EXERCISE TEXT:
Predictably, the House on second reading late last week revised the original bill to lower the criminal liability age to 12, which will also be the outcome in the Senate, as Senator Gordon, Duterte’s point man in the upper house, all but revealed in the TV Patrol story. (Editor’s note: On Monday, January 28, the House passed that bill on final reading.)
Save Congress’ face
From the very beginning, the Palace had set its sights on lowering the age of criminal liability to 12. So what was the point of proposing the bill to lower it to 9?
It was to save face, Congress’ face. Both houses of Congress have been smarting from the image that they have become purely rubberstamps for Malacanang. So the Palace and Congress agreed to carry out this game of pretend, one that would give Malacanang the 12 year figure it wanted but also provide the legislators with the opportunity to display some “independence” from President Duterte.
To a jaded observer of Congress’ shenanigans like me, however, the minuet that the President and Congress put on was not, however, the most disturbing thing about this whole episode. Many people have been justly outraged at what they consider the administration’s extension of war on the poor to the war on the children of the poor. That was expected.

WHAT IS NEEDED:
From the text on lowering the age of criminal liability, quote the part that opens with the words containing "Predictably, the House" and closes with "on final reading.)". The records have no connection to the text on lowering the age of criminal liability.

RECORD EXCERPTS:
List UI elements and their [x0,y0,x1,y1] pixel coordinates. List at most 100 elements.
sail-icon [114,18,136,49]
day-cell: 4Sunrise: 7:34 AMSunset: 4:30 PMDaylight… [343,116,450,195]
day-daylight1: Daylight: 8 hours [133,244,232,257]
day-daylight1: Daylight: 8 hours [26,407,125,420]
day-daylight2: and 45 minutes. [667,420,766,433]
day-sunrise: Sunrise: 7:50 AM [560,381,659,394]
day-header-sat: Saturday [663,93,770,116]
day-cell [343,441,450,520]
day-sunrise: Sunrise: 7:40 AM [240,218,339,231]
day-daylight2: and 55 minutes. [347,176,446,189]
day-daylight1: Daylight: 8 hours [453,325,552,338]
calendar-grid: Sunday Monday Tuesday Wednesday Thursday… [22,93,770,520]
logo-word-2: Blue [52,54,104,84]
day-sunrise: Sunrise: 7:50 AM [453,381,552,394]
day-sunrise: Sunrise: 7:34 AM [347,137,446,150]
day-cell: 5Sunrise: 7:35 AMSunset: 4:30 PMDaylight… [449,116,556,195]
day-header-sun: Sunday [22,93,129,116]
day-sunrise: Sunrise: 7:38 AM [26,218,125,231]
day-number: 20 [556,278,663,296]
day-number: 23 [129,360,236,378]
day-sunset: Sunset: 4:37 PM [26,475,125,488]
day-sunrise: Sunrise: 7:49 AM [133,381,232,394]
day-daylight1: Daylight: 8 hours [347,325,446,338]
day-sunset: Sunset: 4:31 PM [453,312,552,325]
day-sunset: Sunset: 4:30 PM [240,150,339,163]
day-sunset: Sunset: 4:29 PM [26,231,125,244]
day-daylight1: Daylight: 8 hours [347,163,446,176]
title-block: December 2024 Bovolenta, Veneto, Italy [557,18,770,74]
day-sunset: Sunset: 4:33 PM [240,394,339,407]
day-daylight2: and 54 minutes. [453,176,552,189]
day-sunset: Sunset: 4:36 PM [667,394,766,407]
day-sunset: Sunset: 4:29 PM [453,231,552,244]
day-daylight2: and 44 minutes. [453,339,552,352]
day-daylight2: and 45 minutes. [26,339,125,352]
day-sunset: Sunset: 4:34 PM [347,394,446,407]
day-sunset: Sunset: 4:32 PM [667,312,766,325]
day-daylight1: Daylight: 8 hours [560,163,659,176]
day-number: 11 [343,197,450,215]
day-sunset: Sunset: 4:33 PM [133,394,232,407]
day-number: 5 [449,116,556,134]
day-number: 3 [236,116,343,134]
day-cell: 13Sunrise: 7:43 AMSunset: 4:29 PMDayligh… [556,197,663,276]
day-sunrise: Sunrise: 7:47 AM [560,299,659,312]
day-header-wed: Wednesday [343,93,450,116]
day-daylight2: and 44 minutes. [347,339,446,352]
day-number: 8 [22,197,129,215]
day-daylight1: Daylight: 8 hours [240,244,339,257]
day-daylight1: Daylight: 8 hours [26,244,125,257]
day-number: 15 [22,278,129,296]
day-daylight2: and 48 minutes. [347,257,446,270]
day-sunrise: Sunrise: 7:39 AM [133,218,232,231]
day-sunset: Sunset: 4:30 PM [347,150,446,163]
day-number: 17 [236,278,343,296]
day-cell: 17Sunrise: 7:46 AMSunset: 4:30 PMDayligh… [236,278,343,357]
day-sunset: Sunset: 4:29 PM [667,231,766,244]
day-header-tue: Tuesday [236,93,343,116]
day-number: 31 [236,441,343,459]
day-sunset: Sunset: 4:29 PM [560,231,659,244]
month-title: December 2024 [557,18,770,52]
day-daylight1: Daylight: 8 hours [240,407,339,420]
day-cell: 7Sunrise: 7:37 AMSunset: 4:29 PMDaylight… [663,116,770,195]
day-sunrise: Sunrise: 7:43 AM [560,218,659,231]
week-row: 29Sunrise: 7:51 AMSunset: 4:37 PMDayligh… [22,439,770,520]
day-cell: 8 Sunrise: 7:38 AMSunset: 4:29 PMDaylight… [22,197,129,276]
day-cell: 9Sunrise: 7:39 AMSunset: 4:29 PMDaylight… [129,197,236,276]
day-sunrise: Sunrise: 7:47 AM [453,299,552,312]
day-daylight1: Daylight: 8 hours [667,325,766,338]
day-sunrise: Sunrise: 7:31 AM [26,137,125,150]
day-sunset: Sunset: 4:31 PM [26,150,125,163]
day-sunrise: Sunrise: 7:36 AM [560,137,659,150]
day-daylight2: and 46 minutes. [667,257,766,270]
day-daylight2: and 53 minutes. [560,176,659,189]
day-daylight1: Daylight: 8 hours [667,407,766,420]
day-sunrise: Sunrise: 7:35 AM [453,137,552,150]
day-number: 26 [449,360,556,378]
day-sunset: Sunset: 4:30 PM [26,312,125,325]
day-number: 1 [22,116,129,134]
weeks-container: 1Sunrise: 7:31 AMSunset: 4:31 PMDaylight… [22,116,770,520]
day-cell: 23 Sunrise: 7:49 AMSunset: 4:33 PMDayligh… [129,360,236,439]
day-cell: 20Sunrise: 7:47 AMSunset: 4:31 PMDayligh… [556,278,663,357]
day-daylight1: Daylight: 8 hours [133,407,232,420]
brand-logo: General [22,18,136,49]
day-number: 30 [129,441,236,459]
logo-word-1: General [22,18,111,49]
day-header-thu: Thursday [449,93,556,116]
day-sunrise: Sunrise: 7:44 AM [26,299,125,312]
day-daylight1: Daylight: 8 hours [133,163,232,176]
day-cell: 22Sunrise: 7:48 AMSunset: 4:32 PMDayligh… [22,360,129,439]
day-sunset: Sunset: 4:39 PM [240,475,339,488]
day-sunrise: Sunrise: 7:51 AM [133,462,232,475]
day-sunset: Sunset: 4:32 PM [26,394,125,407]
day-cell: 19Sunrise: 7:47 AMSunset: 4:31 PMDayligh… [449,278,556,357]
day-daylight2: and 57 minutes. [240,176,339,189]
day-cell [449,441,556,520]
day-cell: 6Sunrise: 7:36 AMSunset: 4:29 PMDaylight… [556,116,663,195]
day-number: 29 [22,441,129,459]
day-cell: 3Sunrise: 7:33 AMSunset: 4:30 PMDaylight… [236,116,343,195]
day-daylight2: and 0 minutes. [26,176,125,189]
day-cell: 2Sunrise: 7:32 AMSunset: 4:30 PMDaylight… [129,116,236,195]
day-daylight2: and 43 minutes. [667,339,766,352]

RESULT:
Predictably, the House on second reading late last week revised the original bill to lower the criminal liability age to 12, which will also be the outcome in the Senate, as Senator Gordon, Duterte’s point man in the upper house, all but revealed in the TV Patrol story. (Editor’s note: On Monday, January 28, the House passed that bill on final reading.)